TO DO | Transcribe the data that follows precisely, omitting nothing.

###

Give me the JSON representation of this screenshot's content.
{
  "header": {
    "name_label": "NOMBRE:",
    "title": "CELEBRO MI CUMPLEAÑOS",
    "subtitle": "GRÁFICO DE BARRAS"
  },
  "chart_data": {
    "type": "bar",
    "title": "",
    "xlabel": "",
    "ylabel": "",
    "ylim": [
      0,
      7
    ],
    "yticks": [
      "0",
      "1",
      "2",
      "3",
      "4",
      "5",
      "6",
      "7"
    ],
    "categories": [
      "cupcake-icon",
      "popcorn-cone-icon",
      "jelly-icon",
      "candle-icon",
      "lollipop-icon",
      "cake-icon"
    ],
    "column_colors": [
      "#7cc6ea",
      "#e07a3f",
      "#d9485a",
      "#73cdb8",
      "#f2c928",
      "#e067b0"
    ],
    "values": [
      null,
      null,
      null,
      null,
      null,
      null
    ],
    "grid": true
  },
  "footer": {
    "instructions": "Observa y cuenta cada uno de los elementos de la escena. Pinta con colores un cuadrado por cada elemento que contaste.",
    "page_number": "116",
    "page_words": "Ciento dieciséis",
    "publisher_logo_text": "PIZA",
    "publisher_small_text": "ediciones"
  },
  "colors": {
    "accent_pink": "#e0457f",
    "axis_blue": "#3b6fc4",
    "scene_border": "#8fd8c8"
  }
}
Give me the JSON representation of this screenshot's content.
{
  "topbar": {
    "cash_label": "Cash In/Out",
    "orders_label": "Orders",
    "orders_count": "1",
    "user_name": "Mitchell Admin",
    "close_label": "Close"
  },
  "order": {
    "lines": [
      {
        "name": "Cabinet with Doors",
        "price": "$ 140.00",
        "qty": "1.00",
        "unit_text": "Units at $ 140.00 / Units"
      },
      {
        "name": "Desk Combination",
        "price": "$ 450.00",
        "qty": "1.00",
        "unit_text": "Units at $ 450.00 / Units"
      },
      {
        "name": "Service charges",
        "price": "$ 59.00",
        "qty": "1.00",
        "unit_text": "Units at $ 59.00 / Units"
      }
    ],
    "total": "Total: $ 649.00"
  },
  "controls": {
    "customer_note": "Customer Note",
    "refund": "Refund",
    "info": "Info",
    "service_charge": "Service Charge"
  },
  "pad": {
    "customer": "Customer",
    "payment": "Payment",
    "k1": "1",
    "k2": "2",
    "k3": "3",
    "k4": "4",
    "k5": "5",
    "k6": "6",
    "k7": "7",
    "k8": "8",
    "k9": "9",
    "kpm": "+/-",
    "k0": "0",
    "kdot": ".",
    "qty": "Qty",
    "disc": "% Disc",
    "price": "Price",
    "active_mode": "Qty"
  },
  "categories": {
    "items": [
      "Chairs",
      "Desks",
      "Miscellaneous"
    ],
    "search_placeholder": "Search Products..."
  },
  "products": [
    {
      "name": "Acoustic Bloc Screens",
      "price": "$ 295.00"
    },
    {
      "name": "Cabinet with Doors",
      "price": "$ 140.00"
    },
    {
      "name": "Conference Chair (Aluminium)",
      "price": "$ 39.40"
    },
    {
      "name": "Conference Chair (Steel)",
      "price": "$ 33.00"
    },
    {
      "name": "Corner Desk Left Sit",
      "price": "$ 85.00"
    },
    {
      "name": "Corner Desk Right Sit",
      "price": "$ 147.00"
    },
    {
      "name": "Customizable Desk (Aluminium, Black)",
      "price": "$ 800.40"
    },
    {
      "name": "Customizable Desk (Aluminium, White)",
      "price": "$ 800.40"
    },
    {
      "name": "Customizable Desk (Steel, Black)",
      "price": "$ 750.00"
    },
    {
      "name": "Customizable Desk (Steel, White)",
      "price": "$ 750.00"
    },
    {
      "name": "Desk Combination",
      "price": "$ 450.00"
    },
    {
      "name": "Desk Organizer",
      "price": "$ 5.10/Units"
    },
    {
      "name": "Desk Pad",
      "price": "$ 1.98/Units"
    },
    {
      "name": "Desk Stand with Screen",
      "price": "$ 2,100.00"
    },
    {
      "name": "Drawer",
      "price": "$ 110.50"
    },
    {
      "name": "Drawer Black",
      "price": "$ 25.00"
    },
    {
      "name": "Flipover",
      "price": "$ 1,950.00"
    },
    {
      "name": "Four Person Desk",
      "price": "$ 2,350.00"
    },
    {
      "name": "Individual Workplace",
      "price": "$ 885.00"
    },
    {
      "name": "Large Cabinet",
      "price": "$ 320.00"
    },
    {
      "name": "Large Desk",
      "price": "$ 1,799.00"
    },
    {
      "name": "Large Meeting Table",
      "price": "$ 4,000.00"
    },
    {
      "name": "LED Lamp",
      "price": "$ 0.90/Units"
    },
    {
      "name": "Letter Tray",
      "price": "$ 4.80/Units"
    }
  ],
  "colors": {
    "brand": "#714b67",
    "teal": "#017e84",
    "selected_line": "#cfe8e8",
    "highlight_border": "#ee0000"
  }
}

###

EXERCISE RESULT |
Give me the JSON representation of this screenshot's content.
{
  "header": {
    "name_label": "NOMBRE:",
    "title": "CELEBRO MI CUMPLEAÑOS",
    "subtitle": "GRÁFICO DE BARRAS"
  },
  "chart_data": {
    "type": "bar",
    "title": "",
    "xlabel": "",
    "ylabel": "",
    "ylim": [
      0,
      7
    ],
    "yticks": [
      "0",
      "1",
      "2",
      "3",
      "4",
      "5",
      "6",
      "7"
    ],
    "categories": [
      "cupcake-icon",
      "popcorn-cone-icon",
      "jelly-icon",
      "candle-icon",
      "lollipop-icon",
      "cake-icon"
    ],
    "column_colors": [
      "#7cc6ea",
      "#e07a3f",
      "#d9485a",
      "#73cdb8",
      "#f2c928",
      "#e067b0"
    ],
    "values": [
      null,
      null,
      null,
      null,
      null,
      null
    ],
    "grid": true
  },
  "footer": {
    "instructions": "Observa y cuenta cada uno de los elementos de la escena. Pinta con colores un cuadrado por cada elemento que contaste.",
    "page_number": "116",
    "page_words": "Ciento dieciséis",
    "publisher_logo_text": "PIZA",
    "publisher_small_text": "ediciones"
  },
  "colors": {
    "accent_pink": "#e0457f",
    "axis_blue": "#3b6fc4",
    "scene_border": "#8fd8c8"
  }
}
Give me the JSON representation of this screenshot's content.
{
  "topbar": {
    "cash_label": "Cash In/Out",
    "orders_label": "Orders",
    "orders_count": "1",
    "user_name": "Mitchell Admin",
    "close_label": "Close"
  },
  "order": {
    "lines": [
      {
        "name": "Cabinet with Doors",
        "price": "$ 140.00",
        "qty": "1.00",
        "unit_text": "Units at $ 140.00 / Units"
      },
      {
        "name": "Desk Combination",
        "price": "$ 450.00",
        "qty": "1.00",
        "unit_text": "Units at $ 450.00 / Units"
      },
      {
        "name": "Service charges",
        "price": "$ 59.00",
        "qty": "1.00",
        "unit_text": "Units at $ 59.00 / Units"
      }
    ],
    "total": "Total: $ 649.00"
  },
  "controls": {
    "customer_note": "Customer Note",
    "refund": "Refund",
    "info": "Info",
    "service_charge": "Service Charge"
  },
  "pad": {
    "customer": "Customer",
    "payment": "Payment",
    "k1": "1",
    "k2": "2",
    "k3": "3",
    "k4": "4",
    "k5": "5",
    "k6": "6",
    "k7": "7",
    "k8": "8",
    "k9": "9",
    "kpm": "+/-",
    "k0": "0",
    "kdot": ".",
    "qty": "Qty",
    "disc": "% Disc",
    "price": "Price",
    "active_mode": "Qty"
  },
  "categories": {
    "items": [
      "Chairs",
      "Desks",
      "Miscellaneous"
    ],
    "search_placeholder": "Search Products..."
  },
  "products": [
    {
      "name": "Acoustic Bloc Screens",
      "price": "$ 295.00"
    },
    {
      "name": "Cabinet with Doors",
      "price": "$ 140.00"
    },
    {
      "name": "Conference Chair (Aluminium)",
      "price": "$ 39.40"
    },
    {
      "name": "Conference Chair (Steel)",
      "price": "$ 33.00"
    },
    {
      "name": "Corner Desk Left Sit",
      "price": "$ 85.00"
    },
    {
      "name": "Corner Desk Right Sit",
      "price": "$ 147.00"
    },
    {
      "name": "Customizable Desk (Aluminium, Black)",
      "price": "$ 800.40"
    },
    {
      "name": "Customizable Desk (Aluminium, White)",
      "price": "$ 800.40"
    },
    {
      "name": "Customizable Desk (Steel, Black)",
      "price": "$ 750.00"
    },
    {
      "name": "Customizable Desk (Steel, White)",
      "price": "$ 750.00"
    },
    {
      "name": "Desk Combination",
      "price": "$ 450.00"
    },
    {
      "name": "Desk Organizer",
      "price": "$ 5.10/Units"
    },
    {
      "name": "Desk Pad",
      "price": "$ 1.98/Units"
    },
    {
      "name": "Desk Stand with Screen",
      "price": "$ 2,100.00"
    },
    {
      "name": "Drawer",
      "price": "$ 110.50"
    },
    {
      "name": "Drawer Black",
      "price": "$ 25.00"
    },
    {
      "name": "Flipover",
      "price": "$ 1,950.00"
    },
    {
      "name": "Four Person Desk",
      "price": "$ 2,350.00"
    },
    {
      "name": "Individual Workplace",
      "price": "$ 885.00"
    },
    {
      "name": "Large Cabinet",
      "price": "$ 320.00"
    },
    {
      "name": "Large Desk",
      "price": "$ 1,799.00"
    },
    {
      "name": "Large Meeting Table",
      "price": "$ 4,000.00"
    },
    {
      "name": "LED Lamp",
      "price": "$ 0.90/Units"
    },
    {
      "name": "Letter Tray",
      "price": "$ 4.80/Units"
    }
  ],
  "colors": {
    "brand": "#714b67",
    "teal": "#017e84",
    "selected_line": "#cfe8e8",
    "highlight_border": "#ee0000"
  }
}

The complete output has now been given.